*Problem:* Which lines in the records below contain the word "content"? Copy each of them.

* begin Input records *

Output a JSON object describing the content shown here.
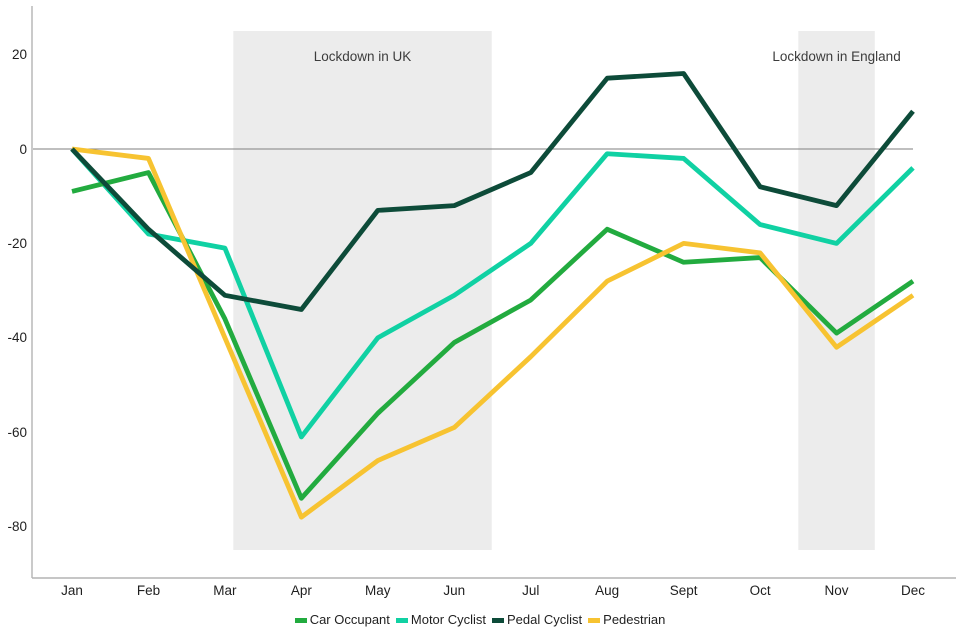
{
  "chart_data": {
    "type": "line",
    "title": "",
    "categories": [
      "Jan",
      "Feb",
      "Mar",
      "Apr",
      "May",
      "Jun",
      "Jul",
      "Aug",
      "Sept",
      "Oct",
      "Nov",
      "Dec"
    ],
    "series": [
      {
        "name": "Car Occupant",
        "color": "#22ab3f",
        "values": [
          -9,
          -5,
          -36,
          -74,
          -56,
          -41,
          -32,
          -17,
          -24,
          -23,
          -39,
          -28
        ]
      },
      {
        "name": "Motor Cyclist",
        "color": "#10d1a3",
        "values": [
          0,
          -18,
          -21,
          -61,
          -40,
          -31,
          -20,
          -1,
          -2,
          -16,
          -20,
          -4
        ]
      },
      {
        "name": "Pedal Cyclist",
        "color": "#0d4b39",
        "values": [
          0,
          -17,
          -31,
          -34,
          -13,
          -12,
          -5,
          15,
          16,
          -8,
          -12,
          8
        ]
      },
      {
        "name": "Pedestrian",
        "color": "#f7c331",
        "values": [
          0,
          -2,
          -40,
          -78,
          -66,
          -59,
          -44,
          -28,
          -20,
          -22,
          -42,
          -31
        ]
      }
    ],
    "draw_order": [
      1,
      0,
      3,
      2
    ],
    "y_axis": {
      "tick_values": [
        20,
        0,
        -20,
        -40,
        -60,
        -80
      ],
      "min": -84,
      "max": 25,
      "zero_line": true
    },
    "x_axis": {
      "gridlines": false
    },
    "regions": [
      {
        "label": "Lockdown in UK",
        "from_month": 2.11,
        "to_month": 5.49
      },
      {
        "label": "Lockdown in England",
        "from_month": 9.5,
        "to_month": 10.5
      }
    ],
    "legend_position": "bottom",
    "colors": {
      "region_fill": "#ececec",
      "zero_line": "#7f7f7f",
      "axis_line": "#b3b3b3"
    }
  }
}
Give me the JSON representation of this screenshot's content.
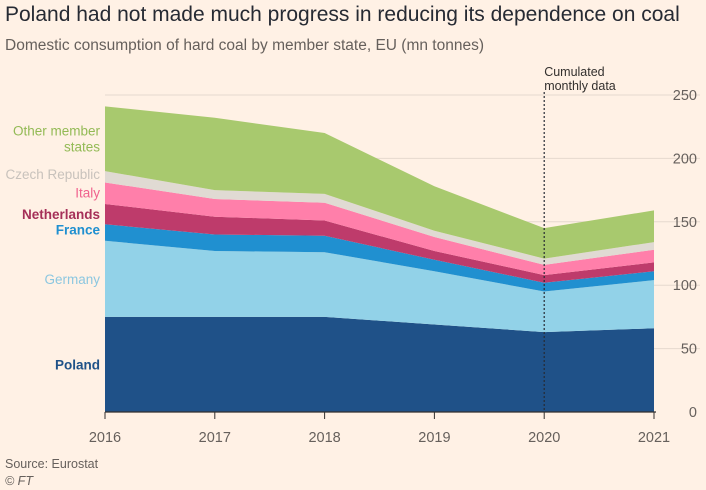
{
  "title": "Poland had not made much progress in reducing its dependence on coal",
  "subtitle": "Domestic consumption of hard coal by member state, EU (mn tonnes)",
  "source": "Source: Eurostat",
  "credit": "© FT",
  "annotation": "Cumulated\nmonthly data",
  "chart_data": {
    "type": "area",
    "stacked": true,
    "x": [
      2016,
      2017,
      2018,
      2019,
      2020,
      2021
    ],
    "ylim": [
      0,
      250
    ],
    "yticks": [
      0,
      50,
      100,
      150,
      200,
      250
    ],
    "y_axis_side": "right",
    "grid": true,
    "series": [
      {
        "name": "Poland",
        "color": "#1F5188",
        "label_color": "#1F5188",
        "values": [
          75,
          75,
          75,
          69,
          63,
          66
        ]
      },
      {
        "name": "Germany",
        "color": "#92D2E8",
        "label_color": "#8CC7E0",
        "values": [
          60,
          52,
          51,
          42,
          32,
          38
        ]
      },
      {
        "name": "France",
        "color": "#2090D0",
        "label_color": "#2090D0",
        "values": [
          13,
          13,
          13,
          9,
          7,
          7
        ]
      },
      {
        "name": "Netherlands",
        "color": "#BE3B6B",
        "label_color": "#A52F58",
        "values": [
          16,
          14,
          12,
          7,
          6,
          7
        ]
      },
      {
        "name": "Italy",
        "color": "#FF7FAA",
        "label_color": "#F0628E",
        "values": [
          17,
          14,
          14,
          11,
          8,
          10
        ]
      },
      {
        "name": "Czech Republic",
        "color": "#E0DAD3",
        "label_color": "#C8C2BC",
        "values": [
          9,
          7,
          7,
          5,
          5,
          6
        ]
      },
      {
        "name": "Other member\nstates",
        "color": "#A8C96E",
        "label_color": "#93BA55",
        "values": [
          51,
          57,
          48,
          35,
          24,
          25
        ]
      }
    ],
    "annotation_x": 2020
  }
}
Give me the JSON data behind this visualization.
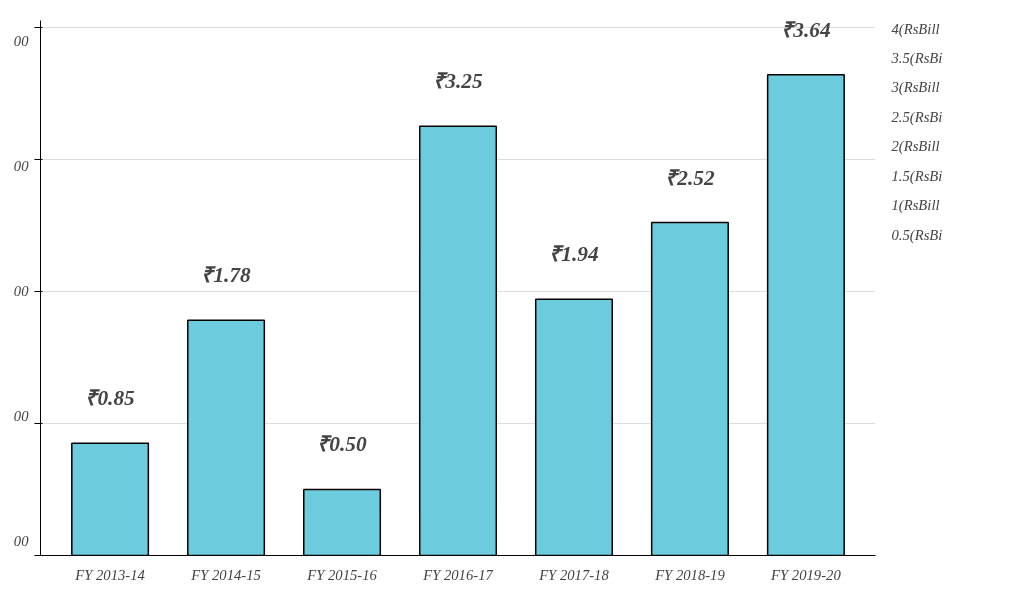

* end Input records *

*Solved problem:*
Output a JSON object describing the content shown here.
Give me the JSON representation of this screenshot's content.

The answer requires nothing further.